Instruction → Return every line of the listing below that contains the string "section".

## Begin

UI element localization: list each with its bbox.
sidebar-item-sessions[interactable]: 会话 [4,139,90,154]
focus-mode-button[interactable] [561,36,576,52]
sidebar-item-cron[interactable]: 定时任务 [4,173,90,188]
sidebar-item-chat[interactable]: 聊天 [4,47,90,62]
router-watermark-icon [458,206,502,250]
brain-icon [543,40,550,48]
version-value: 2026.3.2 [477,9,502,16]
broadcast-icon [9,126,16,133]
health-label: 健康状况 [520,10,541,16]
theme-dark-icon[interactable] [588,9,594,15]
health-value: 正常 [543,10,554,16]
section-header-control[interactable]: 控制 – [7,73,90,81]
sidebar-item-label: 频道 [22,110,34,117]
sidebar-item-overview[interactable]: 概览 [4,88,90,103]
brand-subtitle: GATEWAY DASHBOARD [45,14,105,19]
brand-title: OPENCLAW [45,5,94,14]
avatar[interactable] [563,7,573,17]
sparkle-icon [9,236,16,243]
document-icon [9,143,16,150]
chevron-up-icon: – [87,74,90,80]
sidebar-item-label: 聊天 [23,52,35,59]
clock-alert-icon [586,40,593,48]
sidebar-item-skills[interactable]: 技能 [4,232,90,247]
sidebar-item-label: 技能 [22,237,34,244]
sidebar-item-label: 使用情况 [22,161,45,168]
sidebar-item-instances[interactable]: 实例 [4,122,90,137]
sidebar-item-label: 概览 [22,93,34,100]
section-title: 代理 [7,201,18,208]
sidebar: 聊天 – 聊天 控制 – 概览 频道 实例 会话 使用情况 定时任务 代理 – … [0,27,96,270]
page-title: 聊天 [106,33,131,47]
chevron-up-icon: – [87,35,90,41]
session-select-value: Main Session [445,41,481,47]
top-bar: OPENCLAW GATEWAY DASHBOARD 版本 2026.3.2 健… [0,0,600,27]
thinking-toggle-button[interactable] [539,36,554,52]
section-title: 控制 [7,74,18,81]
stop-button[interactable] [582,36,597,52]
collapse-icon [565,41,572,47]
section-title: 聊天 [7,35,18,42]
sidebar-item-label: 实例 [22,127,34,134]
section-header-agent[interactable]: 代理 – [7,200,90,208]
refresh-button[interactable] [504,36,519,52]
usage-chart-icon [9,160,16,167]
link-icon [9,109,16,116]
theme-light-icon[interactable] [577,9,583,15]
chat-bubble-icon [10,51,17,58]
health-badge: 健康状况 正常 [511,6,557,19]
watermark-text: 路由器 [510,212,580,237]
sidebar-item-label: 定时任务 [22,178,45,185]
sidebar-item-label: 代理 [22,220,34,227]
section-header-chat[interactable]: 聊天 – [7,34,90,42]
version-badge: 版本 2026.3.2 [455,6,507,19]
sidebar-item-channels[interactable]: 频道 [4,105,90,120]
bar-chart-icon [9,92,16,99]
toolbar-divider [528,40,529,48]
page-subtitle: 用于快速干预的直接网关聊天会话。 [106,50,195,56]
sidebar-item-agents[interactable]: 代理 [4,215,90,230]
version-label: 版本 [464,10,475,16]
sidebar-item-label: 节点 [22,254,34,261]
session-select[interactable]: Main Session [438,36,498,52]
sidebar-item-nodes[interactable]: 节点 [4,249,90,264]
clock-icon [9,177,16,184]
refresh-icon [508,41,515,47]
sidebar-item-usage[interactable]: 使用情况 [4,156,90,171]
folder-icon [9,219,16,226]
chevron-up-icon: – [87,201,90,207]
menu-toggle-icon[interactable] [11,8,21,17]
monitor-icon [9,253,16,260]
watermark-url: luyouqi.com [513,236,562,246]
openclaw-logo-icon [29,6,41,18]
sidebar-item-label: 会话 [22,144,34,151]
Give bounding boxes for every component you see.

## End

Output for this exercise →
section-header-control[interactable]: 控制 – [7,73,90,81]
section-title: 代理 [7,201,18,208]
section-title: 控制 [7,74,18,81]
section-title: 聊天 [7,35,18,42]
section-header-agent[interactable]: 代理 – [7,200,90,208]
section-header-chat[interactable]: 聊天 – [7,34,90,42]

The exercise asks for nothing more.